Provided entries start

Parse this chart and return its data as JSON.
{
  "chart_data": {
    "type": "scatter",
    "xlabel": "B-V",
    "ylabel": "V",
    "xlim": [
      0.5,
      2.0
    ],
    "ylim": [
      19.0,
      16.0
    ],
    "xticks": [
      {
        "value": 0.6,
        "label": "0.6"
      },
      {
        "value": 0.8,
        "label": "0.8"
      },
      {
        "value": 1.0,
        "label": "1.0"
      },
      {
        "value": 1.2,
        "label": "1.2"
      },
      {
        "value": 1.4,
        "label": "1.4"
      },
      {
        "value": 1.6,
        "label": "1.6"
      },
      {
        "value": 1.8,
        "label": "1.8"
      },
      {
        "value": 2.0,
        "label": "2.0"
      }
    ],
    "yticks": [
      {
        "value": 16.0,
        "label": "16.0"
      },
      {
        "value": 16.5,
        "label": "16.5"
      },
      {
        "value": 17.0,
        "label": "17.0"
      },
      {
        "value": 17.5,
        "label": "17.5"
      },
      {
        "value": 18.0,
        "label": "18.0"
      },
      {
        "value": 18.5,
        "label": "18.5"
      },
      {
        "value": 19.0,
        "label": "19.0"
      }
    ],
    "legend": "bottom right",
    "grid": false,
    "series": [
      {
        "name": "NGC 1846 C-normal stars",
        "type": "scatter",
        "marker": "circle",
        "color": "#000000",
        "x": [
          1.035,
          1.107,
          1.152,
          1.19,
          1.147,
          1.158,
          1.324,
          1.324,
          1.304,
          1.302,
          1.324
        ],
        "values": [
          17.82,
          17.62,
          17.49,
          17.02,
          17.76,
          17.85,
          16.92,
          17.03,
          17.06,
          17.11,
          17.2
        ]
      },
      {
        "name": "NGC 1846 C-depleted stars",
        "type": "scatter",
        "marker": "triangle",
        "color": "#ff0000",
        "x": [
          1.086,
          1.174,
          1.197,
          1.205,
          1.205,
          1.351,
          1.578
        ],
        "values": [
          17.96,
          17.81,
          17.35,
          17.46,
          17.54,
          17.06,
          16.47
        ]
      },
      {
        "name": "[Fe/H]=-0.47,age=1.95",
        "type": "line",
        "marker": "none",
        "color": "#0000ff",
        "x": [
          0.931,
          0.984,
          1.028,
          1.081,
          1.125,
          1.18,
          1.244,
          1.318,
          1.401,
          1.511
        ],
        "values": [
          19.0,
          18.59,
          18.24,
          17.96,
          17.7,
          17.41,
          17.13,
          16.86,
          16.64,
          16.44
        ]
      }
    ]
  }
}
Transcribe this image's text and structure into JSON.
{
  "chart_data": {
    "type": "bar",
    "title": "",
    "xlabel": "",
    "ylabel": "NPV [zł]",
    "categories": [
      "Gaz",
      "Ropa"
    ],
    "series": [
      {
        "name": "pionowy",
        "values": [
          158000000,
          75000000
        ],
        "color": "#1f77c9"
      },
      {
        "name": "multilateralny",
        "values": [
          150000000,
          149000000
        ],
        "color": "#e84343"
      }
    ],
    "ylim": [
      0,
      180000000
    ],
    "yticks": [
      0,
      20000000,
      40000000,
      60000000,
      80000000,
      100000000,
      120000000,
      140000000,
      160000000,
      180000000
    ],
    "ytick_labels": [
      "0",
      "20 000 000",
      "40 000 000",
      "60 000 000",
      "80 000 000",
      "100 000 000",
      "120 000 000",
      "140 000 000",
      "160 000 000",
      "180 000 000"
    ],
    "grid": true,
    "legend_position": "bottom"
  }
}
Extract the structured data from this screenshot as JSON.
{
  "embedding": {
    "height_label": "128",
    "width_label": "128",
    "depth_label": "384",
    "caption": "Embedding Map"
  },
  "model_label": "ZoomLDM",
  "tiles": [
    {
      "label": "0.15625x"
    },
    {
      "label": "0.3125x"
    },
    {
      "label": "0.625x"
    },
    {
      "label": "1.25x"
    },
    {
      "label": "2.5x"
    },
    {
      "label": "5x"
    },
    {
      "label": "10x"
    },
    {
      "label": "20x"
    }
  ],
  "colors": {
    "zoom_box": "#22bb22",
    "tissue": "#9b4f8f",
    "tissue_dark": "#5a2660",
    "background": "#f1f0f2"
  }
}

Provided entries end

Written task: Look through the data above. Find each line with the string "marker" and copy it.

Problem solution:
        "marker": "circle",
        "marker": "triangle",
        "marker": "none",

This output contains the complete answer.